Copy each line of the entries that contains the word "model".

(begin)

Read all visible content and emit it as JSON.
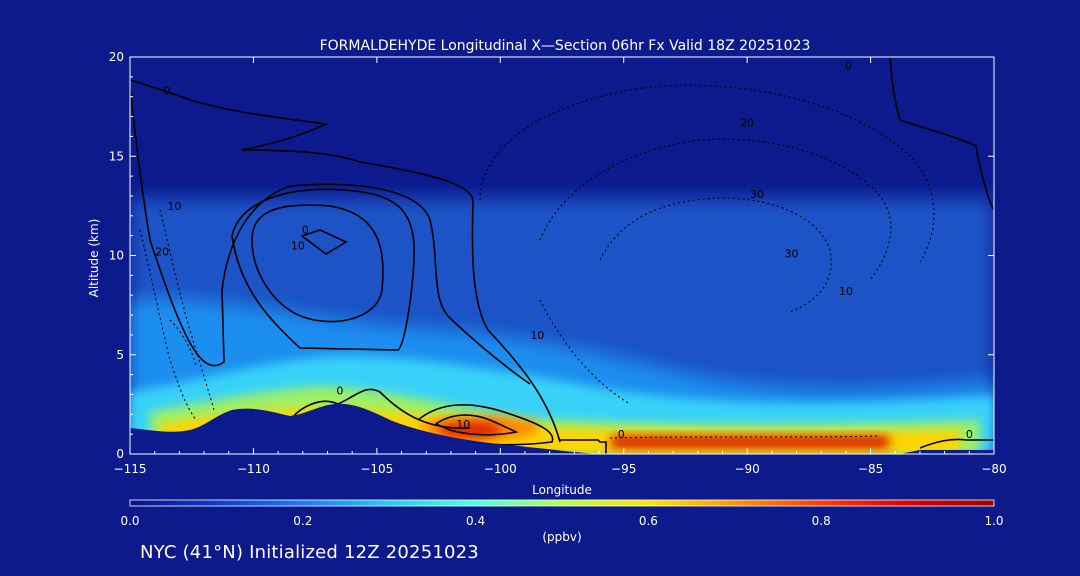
{
  "chart_data": {
    "type": "heatmap",
    "title": "FORMALDEHYDE Longitudinal X—Section 06hr  Fx Valid 18Z 20251023",
    "xlabel": "Longitude",
    "ylabel": "Altitude (km)",
    "xlim": [
      -115,
      -80
    ],
    "ylim": [
      0,
      20
    ],
    "x_ticks": [
      -115,
      -110,
      -105,
      -100,
      -95,
      -90,
      -85,
      -80
    ],
    "x_tick_labels": [
      "−115",
      "−110",
      "−105",
      "−100",
      "−95",
      "−90",
      "−85",
      "−80"
    ],
    "y_ticks": [
      0,
      5,
      10,
      15,
      20
    ],
    "y_tick_labels": [
      "0",
      "5",
      "10",
      "15",
      "20"
    ],
    "colorbar": {
      "label": "(ppbv)",
      "range": [
        0.0,
        1.0
      ],
      "ticks": [
        0.0,
        0.2,
        0.4,
        0.6,
        0.8,
        1.0
      ],
      "tick_labels": [
        "0.0",
        "0.2",
        "0.4",
        "0.6",
        "0.8",
        "1.0"
      ],
      "colors": [
        "#0a0f8c",
        "#0a3cc8",
        "#1e78ff",
        "#28c8ff",
        "#50ffe0",
        "#b4ff50",
        "#ffe600",
        "#ff9600",
        "#ff3c00",
        "#dc0000",
        "#a00000"
      ]
    },
    "contour_labels": [
      {
        "text": "0",
        "x": -113.5,
        "y": 18.1
      },
      {
        "text": "0",
        "x": -107.9,
        "y": 11.1
      },
      {
        "text": "0",
        "x": -106.5,
        "y": 3.0
      },
      {
        "text": "0",
        "x": -95.1,
        "y": 0.8
      },
      {
        "text": "0",
        "x": -85.9,
        "y": 19.4
      },
      {
        "text": "0",
        "x": -81.0,
        "y": 0.8
      },
      {
        "text": "10",
        "x": -113.2,
        "y": 12.3
      },
      {
        "text": "10",
        "x": -108.2,
        "y": 10.3
      },
      {
        "text": "10",
        "x": -101.5,
        "y": 1.3
      },
      {
        "text": "10",
        "x": -98.5,
        "y": 5.8
      },
      {
        "text": "10",
        "x": -86.0,
        "y": 8.0
      },
      {
        "text": "20",
        "x": -113.7,
        "y": 10.0
      },
      {
        "text": "20",
        "x": -90.0,
        "y": 16.5
      },
      {
        "text": "30",
        "x": -89.6,
        "y": 12.9
      },
      {
        "text": "30",
        "x": -88.2,
        "y": 9.9
      }
    ]
  },
  "footer": {
    "text": "NYC (41°N) Initialized 12Z 20251023"
  },
  "colors": {
    "background": "#0d1a8c",
    "text": "#ffffff",
    "contour": "#000000"
  }
}
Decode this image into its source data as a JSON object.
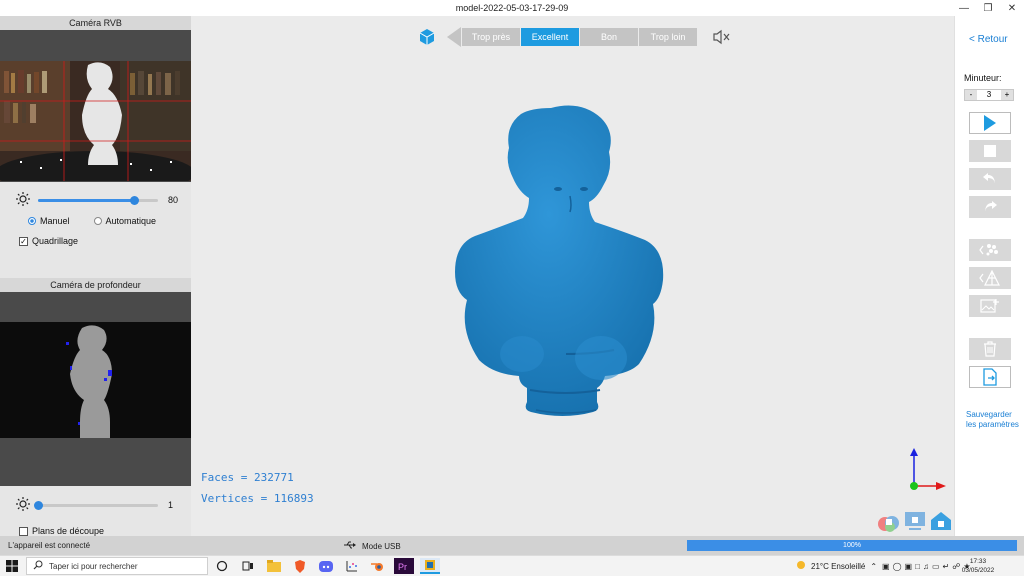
{
  "window": {
    "title": "model-2022-05-03-17-29-09"
  },
  "left_panel": {
    "rgb_camera_title": "Caméra RVB",
    "brightness_value": "80",
    "brightness_fraction": 0.8,
    "mode_manual": "Manuel",
    "mode_auto": "Automatique",
    "grid_label": "Quadrillage",
    "depth_camera_title": "Caméra de profondeur",
    "depth_value": "1",
    "depth_fraction": 0.0,
    "clip_planes_label": "Plans de découpe"
  },
  "quality": {
    "too_close": "Trop près",
    "excellent": "Excellent",
    "good": "Bon",
    "too_far": "Trop loin"
  },
  "stats": {
    "faces": "Faces = 232771",
    "vertices": "Vertices = 116893"
  },
  "right_panel": {
    "back": "< Retour",
    "timer_label": "Minuteur:",
    "timer_minus": "-",
    "timer_value": "3",
    "timer_plus": "+",
    "save_params": "Sauvegarder les paramètres"
  },
  "status": {
    "device": "L'appareil est connecté",
    "usb_mode": "Mode USB",
    "progress_text": "100%",
    "progress": 1.0
  },
  "taskbar": {
    "search_placeholder": "Taper ici pour rechercher",
    "weather": "21°C  Ensoleillé",
    "time": "17:33",
    "date": "03/05/2022"
  },
  "colors": {
    "accent": "#1e9be0",
    "model": "#1f7fc0",
    "stats_text": "#2e7fd1"
  }
}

(end)

- [SOLUTION FOR THIS TASK]
    "title": "model-2022-05-03-17-29-09"
    "model": "#1f7fc0",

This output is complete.